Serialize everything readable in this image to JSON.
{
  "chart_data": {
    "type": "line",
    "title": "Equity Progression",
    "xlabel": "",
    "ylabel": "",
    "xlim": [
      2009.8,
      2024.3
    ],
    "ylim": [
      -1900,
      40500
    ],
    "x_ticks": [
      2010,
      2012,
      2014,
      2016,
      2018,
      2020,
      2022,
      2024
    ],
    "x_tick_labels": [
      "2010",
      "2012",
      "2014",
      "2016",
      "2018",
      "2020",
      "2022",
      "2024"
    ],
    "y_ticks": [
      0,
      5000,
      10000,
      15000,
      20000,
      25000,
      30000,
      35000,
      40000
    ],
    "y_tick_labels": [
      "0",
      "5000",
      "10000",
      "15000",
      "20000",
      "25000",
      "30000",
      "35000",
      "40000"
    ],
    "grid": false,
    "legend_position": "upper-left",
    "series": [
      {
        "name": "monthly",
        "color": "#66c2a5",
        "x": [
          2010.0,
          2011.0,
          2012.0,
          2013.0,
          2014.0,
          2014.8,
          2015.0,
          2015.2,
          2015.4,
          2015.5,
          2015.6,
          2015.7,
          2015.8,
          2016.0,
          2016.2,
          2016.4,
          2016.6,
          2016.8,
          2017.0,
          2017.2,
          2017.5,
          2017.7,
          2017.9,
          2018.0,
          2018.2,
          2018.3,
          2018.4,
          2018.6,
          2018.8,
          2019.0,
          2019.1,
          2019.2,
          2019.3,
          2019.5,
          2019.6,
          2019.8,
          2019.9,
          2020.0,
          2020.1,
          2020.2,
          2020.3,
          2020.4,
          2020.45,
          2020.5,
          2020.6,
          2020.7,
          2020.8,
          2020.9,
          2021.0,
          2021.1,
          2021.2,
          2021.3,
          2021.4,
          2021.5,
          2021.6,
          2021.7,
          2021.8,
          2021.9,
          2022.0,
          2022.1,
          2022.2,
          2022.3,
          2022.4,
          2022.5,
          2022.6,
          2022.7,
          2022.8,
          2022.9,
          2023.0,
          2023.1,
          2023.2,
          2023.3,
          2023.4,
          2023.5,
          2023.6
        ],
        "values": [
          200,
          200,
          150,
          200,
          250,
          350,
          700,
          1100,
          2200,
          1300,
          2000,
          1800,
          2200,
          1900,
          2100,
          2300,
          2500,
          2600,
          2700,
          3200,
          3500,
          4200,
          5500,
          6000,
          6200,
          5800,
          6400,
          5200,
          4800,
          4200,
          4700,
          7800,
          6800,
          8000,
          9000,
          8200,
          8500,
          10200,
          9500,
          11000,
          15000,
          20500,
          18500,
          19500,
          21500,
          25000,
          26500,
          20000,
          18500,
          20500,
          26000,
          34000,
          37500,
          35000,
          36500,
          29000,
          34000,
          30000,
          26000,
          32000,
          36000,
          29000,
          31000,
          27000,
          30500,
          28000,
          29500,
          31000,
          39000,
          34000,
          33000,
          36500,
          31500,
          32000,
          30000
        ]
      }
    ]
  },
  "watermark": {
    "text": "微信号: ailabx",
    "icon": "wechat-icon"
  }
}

_What you are asked to do_:
Set all of the entries down again, exactly as they were given.

_Task response_:
Serialize everything readable in this image to JSON.
{
  "chart_data": {
    "type": "line",
    "title": "Equity Progression",
    "xlabel": "",
    "ylabel": "",
    "xlim": [
      2009.8,
      2024.3
    ],
    "ylim": [
      -1900,
      40500
    ],
    "x_ticks": [
      2010,
      2012,
      2014,
      2016,
      2018,
      2020,
      2022,
      2024
    ],
    "x_tick_labels": [
      "2010",
      "2012",
      "2014",
      "2016",
      "2018",
      "2020",
      "2022",
      "2024"
    ],
    "y_ticks": [
      0,
      5000,
      10000,
      15000,
      20000,
      25000,
      30000,
      35000,
      40000
    ],
    "y_tick_labels": [
      "0",
      "5000",
      "10000",
      "15000",
      "20000",
      "25000",
      "30000",
      "35000",
      "40000"
    ],
    "grid": false,
    "legend_position": "upper-left",
    "series": [
      {
        "name": "monthly",
        "color": "#66c2a5",
        "x": [
          2010.0,
          2011.0,
          2012.0,
          2013.0,
          2014.0,
          2014.8,
          2015.0,
          2015.2,
          2015.4,
          2015.5,
          2015.6,
          2015.7,
          2015.8,
          2016.0,
          2016.2,
          2016.4,
          2016.6,
          2016.8,
          2017.0,
          2017.2,
          2017.5,
          2017.7,
          2017.9,
          2018.0,
          2018.2,
          2018.3,
          2018.4,
          2018.6,
          2018.8,
          2019.0,
          2019.1,
          2019.2,
          2019.3,
          2019.5,
          2019.6,
          2019.8,
          2019.9,
          2020.0,
          2020.1,
          2020.2,
          2020.3,
          2020.4,
          2020.45,
          2020.5,
          2020.6,
          2020.7,
          2020.8,
          2020.9,
          2021.0,
          2021.1,
          2021.2,
          2021.3,
          2021.4,
          2021.5,
          2021.6,
          2021.7,
          2021.8,
          2021.9,
          2022.0,
          2022.1,
          2022.2,
          2022.3,
          2022.4,
          2022.5,
          2022.6,
          2022.7,
          2022.8,
          2022.9,
          2023.0,
          2023.1,
          2023.2,
          2023.3,
          2023.4,
          2023.5,
          2023.6
        ],
        "values": [
          200,
          200,
          150,
          200,
          250,
          350,
          700,
          1100,
          2200,
          1300,
          2000,
          1800,
          2200,
          1900,
          2100,
          2300,
          2500,
          2600,
          2700,
          3200,
          3500,
          4200,
          5500,
          6000,
          6200,
          5800,
          6400,
          5200,
          4800,
          4200,
          4700,
          7800,
          6800,
          8000,
          9000,
          8200,
          8500,
          10200,
          9500,
          11000,
          15000,
          20500,
          18500,
          19500,
          21500,
          25000,
          26500,
          20000,
          18500,
          20500,
          26000,
          34000,
          37500,
          35000,
          36500,
          29000,
          34000,
          30000,
          26000,
          32000,
          36000,
          29000,
          31000,
          27000,
          30500,
          28000,
          29500,
          31000,
          39000,
          34000,
          33000,
          36500,
          31500,
          32000,
          30000
        ]
      }
    ]
  },
  "watermark": {
    "text": "微信号: ailabx",
    "icon": "wechat-icon"
  }
}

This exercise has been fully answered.